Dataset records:

------------------------------------------------

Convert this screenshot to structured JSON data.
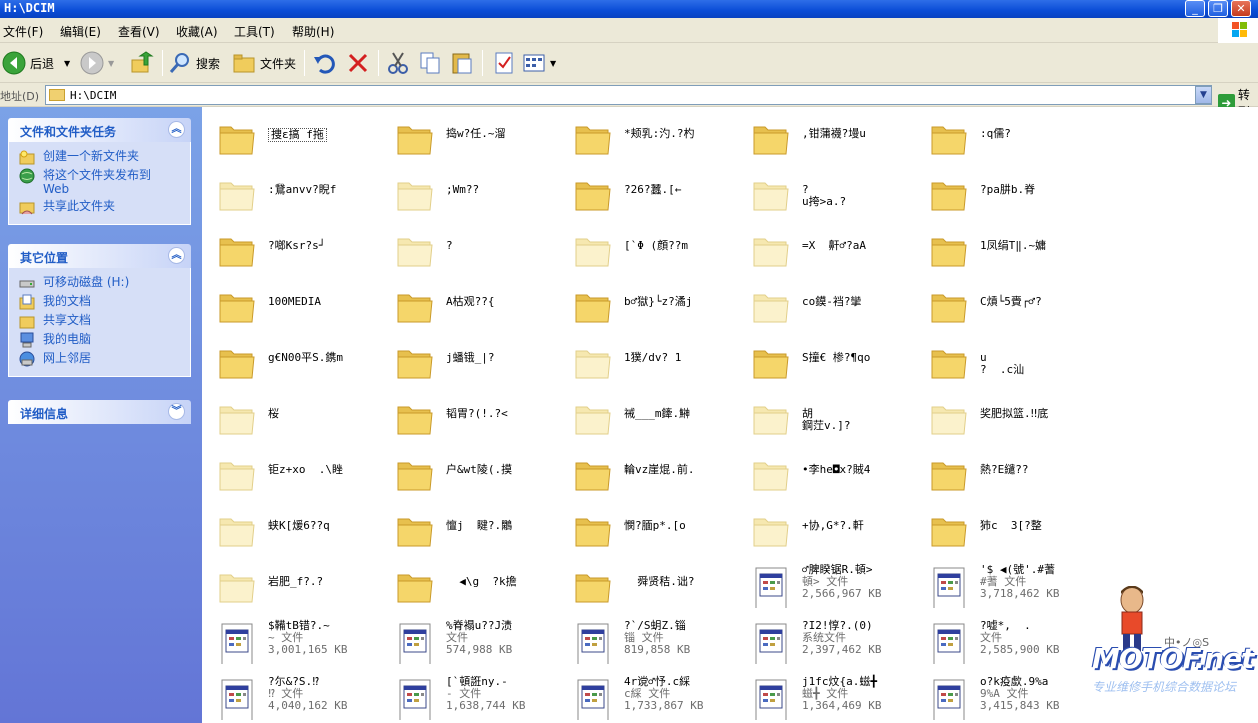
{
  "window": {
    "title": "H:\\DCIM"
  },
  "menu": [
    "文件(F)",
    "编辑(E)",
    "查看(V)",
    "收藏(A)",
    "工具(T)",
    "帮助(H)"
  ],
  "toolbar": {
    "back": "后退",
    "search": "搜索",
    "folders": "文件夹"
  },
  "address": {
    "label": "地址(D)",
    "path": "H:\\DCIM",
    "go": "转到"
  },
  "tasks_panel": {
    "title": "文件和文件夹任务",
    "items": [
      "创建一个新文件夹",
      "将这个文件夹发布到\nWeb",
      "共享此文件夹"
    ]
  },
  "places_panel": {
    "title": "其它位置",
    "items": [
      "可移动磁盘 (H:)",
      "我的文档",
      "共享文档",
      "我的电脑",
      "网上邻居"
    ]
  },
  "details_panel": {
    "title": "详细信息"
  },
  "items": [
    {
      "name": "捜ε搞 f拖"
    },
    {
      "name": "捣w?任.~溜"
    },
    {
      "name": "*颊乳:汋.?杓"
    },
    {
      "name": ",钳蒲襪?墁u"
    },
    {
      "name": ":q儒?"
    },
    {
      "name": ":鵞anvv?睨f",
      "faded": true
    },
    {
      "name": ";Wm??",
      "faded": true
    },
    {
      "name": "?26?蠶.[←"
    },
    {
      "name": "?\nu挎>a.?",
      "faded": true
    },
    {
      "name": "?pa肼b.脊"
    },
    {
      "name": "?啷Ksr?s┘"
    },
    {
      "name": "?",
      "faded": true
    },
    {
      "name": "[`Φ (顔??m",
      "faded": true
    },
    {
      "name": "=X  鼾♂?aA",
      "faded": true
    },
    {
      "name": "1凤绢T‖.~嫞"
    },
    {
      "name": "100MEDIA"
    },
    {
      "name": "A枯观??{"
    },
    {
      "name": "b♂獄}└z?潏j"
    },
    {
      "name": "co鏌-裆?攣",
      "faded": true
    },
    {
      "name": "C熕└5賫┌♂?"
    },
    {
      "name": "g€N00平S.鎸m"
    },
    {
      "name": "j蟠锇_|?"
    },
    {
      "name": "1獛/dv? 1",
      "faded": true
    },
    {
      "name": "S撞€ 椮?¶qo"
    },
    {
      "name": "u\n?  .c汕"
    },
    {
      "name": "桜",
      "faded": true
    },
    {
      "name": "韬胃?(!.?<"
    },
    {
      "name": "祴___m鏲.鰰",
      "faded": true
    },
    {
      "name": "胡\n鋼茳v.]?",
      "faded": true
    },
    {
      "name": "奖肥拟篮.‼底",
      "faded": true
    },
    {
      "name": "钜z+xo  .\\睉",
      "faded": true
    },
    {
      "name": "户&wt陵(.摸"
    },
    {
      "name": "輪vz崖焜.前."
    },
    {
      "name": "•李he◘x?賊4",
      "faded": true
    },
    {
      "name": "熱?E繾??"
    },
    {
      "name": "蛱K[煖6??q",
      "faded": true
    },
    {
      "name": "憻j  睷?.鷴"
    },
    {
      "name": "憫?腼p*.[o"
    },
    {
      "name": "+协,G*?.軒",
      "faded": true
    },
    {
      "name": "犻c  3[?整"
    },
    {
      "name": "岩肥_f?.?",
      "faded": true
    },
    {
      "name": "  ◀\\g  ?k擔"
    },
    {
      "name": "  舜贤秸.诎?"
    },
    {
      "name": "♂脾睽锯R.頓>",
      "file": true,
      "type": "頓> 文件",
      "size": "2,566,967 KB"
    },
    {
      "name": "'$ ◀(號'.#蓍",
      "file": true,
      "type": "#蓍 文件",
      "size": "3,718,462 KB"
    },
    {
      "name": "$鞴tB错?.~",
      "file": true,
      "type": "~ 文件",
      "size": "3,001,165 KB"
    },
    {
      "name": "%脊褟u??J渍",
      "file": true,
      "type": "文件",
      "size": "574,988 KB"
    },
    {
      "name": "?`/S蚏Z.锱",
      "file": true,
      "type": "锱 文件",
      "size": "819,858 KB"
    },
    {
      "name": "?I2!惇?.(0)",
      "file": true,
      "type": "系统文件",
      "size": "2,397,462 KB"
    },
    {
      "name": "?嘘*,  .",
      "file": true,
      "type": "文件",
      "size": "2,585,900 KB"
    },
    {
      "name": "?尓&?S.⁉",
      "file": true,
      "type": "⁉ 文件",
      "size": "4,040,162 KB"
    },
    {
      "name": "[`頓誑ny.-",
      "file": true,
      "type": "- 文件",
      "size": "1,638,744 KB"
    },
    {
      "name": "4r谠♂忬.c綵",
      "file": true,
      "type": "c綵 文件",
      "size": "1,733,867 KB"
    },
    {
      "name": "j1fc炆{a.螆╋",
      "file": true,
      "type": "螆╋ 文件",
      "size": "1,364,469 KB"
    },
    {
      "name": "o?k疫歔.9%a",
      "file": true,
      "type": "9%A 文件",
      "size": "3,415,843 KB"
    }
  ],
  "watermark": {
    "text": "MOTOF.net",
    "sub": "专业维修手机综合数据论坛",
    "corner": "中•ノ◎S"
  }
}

------------------------------------------------

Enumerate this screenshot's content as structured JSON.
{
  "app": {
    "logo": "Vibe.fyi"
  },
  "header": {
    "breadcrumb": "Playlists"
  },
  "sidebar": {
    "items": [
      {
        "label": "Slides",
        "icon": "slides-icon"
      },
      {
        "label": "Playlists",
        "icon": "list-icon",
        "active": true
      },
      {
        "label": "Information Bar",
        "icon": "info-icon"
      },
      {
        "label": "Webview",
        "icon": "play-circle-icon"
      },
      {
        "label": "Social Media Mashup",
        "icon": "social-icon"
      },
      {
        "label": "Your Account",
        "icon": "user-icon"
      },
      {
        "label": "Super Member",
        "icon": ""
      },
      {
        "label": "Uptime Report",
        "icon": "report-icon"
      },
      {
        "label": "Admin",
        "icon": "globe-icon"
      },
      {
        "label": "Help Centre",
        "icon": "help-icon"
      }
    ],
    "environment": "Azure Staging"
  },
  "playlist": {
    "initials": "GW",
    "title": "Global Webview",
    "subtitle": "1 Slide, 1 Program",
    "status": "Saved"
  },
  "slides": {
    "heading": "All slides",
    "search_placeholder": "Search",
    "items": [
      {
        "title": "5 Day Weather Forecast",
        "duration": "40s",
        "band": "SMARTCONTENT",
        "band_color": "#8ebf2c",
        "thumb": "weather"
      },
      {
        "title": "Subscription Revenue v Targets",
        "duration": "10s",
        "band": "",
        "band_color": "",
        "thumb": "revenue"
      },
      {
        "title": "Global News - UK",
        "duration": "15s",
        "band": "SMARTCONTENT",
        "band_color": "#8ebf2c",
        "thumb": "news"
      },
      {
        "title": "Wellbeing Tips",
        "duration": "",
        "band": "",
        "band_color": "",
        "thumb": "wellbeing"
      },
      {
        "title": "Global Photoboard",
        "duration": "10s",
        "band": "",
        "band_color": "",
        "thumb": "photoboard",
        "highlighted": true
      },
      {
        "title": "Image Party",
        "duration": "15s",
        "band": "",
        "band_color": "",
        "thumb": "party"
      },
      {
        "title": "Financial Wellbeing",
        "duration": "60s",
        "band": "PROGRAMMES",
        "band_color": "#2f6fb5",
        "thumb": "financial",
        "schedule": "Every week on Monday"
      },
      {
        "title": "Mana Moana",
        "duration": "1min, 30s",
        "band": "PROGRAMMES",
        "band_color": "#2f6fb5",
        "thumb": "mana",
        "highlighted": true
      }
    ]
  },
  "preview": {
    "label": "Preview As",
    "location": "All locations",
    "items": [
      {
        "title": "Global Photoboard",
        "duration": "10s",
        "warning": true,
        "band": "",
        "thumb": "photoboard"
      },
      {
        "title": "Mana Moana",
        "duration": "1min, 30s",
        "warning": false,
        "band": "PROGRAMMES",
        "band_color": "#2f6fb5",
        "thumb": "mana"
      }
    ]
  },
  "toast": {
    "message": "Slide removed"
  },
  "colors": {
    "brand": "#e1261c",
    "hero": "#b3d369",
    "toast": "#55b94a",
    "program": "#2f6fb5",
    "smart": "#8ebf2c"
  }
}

------------------------------------------------

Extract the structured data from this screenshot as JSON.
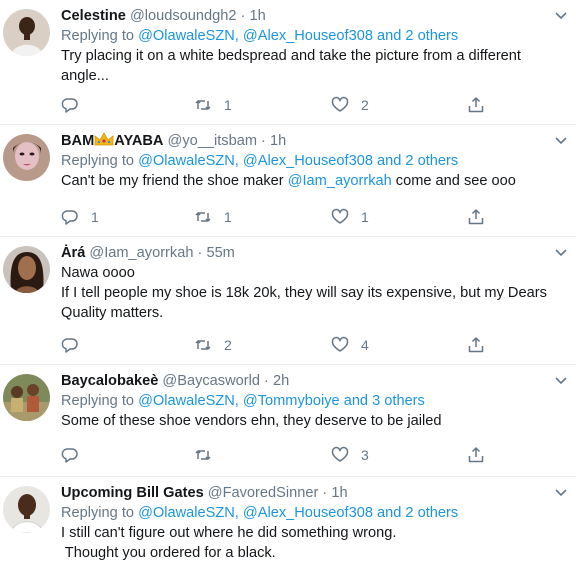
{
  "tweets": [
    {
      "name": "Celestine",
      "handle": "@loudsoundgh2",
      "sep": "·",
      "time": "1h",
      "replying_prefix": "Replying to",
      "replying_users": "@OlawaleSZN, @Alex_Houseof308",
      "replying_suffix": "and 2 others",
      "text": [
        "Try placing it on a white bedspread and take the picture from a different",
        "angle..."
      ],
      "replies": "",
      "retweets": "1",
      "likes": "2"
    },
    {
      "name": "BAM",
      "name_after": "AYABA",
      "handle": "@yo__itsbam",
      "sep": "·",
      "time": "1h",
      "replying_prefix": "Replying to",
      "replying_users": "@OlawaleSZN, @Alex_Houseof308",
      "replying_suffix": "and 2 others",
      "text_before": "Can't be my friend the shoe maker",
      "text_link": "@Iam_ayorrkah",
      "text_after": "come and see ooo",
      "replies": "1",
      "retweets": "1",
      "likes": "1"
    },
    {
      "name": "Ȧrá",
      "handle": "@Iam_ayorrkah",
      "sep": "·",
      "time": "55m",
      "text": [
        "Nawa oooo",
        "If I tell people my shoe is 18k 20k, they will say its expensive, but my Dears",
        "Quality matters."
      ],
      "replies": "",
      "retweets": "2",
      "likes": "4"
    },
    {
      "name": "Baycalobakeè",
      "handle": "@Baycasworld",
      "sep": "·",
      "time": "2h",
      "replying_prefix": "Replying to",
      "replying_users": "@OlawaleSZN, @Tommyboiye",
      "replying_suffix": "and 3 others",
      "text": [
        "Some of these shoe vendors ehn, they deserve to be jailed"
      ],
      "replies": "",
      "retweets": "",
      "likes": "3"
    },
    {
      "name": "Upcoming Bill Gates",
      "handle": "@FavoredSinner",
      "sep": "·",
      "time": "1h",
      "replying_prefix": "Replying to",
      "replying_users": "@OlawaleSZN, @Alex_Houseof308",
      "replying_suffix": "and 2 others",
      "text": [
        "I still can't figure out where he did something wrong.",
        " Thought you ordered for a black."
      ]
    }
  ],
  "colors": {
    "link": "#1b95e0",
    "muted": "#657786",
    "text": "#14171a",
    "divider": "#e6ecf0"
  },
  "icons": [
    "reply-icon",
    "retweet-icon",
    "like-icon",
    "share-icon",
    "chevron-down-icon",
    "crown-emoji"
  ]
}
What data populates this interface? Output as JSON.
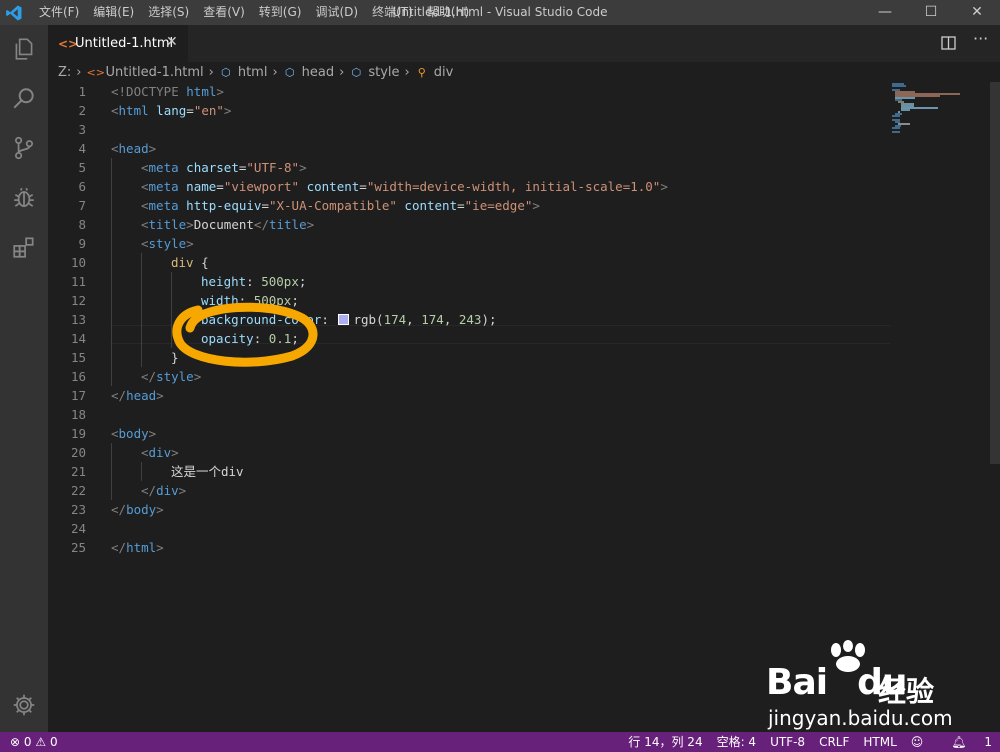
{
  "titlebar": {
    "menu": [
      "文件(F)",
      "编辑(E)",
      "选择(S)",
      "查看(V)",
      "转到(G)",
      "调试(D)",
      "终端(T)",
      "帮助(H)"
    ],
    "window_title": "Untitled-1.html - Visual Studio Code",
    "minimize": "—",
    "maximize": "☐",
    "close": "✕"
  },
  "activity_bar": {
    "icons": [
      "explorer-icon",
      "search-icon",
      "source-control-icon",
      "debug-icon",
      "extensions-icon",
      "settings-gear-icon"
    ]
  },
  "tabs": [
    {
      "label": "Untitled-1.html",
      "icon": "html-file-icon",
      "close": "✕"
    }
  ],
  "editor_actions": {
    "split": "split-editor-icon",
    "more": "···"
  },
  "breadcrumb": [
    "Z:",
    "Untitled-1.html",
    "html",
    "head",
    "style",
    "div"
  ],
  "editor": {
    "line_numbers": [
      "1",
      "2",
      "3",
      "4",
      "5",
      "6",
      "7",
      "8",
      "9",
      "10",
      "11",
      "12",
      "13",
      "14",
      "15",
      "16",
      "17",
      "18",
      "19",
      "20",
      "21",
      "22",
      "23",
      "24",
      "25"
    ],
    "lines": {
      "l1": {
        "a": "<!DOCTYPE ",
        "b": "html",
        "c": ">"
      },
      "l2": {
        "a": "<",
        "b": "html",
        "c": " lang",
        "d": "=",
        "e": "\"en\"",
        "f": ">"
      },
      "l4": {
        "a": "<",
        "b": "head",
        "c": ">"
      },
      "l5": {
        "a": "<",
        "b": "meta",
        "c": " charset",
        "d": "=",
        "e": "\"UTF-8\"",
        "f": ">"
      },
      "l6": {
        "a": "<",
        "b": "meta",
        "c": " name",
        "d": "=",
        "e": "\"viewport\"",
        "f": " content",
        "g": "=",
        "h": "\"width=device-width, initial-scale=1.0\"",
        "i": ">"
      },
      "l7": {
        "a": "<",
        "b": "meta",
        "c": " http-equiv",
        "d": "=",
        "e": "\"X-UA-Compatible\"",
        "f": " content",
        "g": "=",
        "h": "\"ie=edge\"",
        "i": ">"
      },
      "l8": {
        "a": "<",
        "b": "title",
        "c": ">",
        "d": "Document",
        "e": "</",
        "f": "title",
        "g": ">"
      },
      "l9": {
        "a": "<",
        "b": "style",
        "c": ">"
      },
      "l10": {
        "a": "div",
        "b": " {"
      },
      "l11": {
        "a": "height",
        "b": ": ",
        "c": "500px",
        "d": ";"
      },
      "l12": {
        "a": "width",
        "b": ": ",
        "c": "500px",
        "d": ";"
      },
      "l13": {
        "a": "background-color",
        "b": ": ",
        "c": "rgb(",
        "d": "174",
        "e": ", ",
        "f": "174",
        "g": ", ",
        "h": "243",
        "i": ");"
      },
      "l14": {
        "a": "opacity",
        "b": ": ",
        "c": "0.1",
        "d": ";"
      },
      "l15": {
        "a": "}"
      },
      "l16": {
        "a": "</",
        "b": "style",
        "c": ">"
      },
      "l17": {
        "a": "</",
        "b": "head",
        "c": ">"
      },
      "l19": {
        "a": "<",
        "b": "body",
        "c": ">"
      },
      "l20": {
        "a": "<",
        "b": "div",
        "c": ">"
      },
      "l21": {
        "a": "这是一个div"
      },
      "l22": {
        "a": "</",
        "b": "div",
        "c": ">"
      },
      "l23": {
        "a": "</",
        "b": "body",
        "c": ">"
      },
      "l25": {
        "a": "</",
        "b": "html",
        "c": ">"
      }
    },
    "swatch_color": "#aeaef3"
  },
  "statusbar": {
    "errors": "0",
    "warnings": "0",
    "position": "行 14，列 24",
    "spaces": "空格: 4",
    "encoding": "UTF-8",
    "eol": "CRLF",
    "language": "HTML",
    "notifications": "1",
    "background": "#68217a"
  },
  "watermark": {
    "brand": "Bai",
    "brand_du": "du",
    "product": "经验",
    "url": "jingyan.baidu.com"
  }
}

------------------------------------------------

What needs to be done:
Look over the listing. Pull out every line with the string "Webview" in it.

Output:
        "label": "Webview",
    "title": "Global Webview",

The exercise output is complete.